:: Instructions for the task ::
Collect each line of the records containing the string "流芳千古".

(Dataset records)
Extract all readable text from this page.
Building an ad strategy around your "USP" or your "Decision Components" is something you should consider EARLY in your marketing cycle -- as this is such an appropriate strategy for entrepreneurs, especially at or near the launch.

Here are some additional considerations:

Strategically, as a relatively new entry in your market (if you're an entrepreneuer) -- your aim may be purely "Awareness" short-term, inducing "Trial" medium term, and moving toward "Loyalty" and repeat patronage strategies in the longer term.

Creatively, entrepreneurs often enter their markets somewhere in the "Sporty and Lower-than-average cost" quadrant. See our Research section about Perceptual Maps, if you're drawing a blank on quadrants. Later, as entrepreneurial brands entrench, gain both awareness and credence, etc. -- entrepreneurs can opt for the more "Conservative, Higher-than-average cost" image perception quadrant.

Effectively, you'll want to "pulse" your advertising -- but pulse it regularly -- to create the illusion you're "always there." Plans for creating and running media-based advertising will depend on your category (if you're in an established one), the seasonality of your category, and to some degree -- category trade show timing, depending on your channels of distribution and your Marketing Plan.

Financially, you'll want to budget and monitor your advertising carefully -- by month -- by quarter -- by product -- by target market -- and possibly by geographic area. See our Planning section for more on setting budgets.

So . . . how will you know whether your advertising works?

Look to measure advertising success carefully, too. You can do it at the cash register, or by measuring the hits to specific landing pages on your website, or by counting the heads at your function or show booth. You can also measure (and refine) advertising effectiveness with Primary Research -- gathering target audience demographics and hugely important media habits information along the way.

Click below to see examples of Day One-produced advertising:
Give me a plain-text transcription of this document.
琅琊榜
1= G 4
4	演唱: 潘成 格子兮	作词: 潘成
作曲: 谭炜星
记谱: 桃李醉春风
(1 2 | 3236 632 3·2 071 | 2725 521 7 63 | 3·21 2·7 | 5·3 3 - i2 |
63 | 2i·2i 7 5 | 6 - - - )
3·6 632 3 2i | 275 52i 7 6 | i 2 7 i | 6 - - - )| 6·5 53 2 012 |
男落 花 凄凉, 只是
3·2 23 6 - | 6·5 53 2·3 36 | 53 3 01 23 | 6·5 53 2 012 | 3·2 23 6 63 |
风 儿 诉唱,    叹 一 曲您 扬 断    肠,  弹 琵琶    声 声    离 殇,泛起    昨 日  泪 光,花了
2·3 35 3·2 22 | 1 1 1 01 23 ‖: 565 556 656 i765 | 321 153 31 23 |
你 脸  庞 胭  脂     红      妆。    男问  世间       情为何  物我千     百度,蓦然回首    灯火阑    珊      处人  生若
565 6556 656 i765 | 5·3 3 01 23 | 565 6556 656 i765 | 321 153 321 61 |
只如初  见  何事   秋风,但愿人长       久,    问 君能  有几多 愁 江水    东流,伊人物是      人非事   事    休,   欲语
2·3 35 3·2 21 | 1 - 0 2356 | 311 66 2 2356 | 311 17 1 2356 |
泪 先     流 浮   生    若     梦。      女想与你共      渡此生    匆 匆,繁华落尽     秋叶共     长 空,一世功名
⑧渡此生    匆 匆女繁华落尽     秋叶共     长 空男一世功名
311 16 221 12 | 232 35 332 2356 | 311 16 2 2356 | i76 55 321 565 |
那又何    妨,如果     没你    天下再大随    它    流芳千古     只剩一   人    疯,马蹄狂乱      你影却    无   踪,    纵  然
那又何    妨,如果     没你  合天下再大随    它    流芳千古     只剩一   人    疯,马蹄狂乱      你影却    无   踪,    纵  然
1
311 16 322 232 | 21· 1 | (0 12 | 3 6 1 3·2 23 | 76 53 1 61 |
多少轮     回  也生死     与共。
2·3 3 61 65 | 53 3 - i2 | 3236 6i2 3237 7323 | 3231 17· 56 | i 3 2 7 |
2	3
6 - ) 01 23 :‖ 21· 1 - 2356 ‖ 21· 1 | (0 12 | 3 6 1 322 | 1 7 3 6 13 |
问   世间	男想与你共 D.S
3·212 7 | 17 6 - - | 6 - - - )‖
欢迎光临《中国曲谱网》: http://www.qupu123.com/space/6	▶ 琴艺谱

:: Exercise result ::
那又何    妨,如果     没你    天下再大随    它    流芳千古     只剩一   人    疯,马蹄狂乱      你影却    无   踪,    纵  然
那又何    妨,如果     没你  合天下再大随    它    流芳千古     只剩一   人    疯,马蹄狂乱      你影却    无   踪,    纵  然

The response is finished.